Data items:
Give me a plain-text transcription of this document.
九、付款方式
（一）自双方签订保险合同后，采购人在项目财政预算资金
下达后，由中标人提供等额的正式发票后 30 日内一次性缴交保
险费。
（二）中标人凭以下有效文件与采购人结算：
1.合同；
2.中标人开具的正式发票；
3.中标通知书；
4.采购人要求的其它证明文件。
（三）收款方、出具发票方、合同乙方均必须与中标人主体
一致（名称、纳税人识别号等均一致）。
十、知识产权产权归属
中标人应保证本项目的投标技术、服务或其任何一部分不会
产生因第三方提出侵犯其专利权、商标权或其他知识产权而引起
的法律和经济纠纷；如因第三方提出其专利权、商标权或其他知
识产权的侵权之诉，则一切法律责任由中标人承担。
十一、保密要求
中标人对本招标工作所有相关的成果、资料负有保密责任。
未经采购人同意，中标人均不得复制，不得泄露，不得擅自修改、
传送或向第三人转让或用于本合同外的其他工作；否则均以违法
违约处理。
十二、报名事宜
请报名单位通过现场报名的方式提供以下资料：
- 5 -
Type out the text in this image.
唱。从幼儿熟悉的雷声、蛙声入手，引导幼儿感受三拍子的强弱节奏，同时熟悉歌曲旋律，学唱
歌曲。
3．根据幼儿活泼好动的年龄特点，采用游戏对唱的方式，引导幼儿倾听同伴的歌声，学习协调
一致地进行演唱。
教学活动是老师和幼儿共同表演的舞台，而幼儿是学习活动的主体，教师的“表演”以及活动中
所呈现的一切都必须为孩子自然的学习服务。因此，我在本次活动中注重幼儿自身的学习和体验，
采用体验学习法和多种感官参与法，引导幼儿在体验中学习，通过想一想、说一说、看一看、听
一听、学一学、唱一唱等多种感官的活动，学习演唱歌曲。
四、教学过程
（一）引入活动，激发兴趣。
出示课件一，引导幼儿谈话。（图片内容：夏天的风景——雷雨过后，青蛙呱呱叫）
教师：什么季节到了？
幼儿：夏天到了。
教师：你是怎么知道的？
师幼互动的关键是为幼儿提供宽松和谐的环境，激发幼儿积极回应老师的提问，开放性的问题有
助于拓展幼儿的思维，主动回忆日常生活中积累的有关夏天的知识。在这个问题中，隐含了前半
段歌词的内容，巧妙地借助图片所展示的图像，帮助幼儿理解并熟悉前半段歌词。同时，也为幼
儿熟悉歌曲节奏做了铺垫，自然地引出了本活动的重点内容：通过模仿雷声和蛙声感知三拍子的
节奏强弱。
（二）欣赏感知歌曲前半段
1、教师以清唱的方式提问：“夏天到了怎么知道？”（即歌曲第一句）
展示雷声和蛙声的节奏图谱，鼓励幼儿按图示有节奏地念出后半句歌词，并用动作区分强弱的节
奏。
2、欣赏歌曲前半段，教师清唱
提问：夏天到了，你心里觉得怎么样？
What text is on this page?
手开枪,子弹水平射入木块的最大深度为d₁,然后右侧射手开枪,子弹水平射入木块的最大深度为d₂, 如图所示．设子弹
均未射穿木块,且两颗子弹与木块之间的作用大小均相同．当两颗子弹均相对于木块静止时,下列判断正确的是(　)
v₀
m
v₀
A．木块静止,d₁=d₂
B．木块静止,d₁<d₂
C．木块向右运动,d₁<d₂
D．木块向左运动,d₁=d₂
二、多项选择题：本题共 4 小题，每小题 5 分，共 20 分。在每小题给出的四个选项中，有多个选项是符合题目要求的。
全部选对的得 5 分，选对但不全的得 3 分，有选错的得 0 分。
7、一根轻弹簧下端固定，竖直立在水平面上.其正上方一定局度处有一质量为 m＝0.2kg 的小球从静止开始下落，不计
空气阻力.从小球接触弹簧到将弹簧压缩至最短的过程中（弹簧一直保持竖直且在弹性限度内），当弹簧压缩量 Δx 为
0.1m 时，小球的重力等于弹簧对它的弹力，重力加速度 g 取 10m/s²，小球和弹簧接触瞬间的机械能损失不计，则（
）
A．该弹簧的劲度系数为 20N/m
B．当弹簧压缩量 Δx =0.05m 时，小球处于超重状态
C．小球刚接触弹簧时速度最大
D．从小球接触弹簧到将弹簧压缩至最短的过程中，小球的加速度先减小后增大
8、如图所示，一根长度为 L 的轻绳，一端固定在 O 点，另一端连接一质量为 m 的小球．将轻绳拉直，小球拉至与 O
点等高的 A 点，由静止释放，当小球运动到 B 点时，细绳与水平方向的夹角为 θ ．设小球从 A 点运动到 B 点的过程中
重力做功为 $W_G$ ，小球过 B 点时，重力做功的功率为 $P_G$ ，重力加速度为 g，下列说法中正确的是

- _GOAL_
Scan the records above for the string "text", then select every line that holds it.

- _RESULT OF THE EXERCISE_
Give me a plain-text transcription of this document.
Type out the text in this image.
What text is on this page?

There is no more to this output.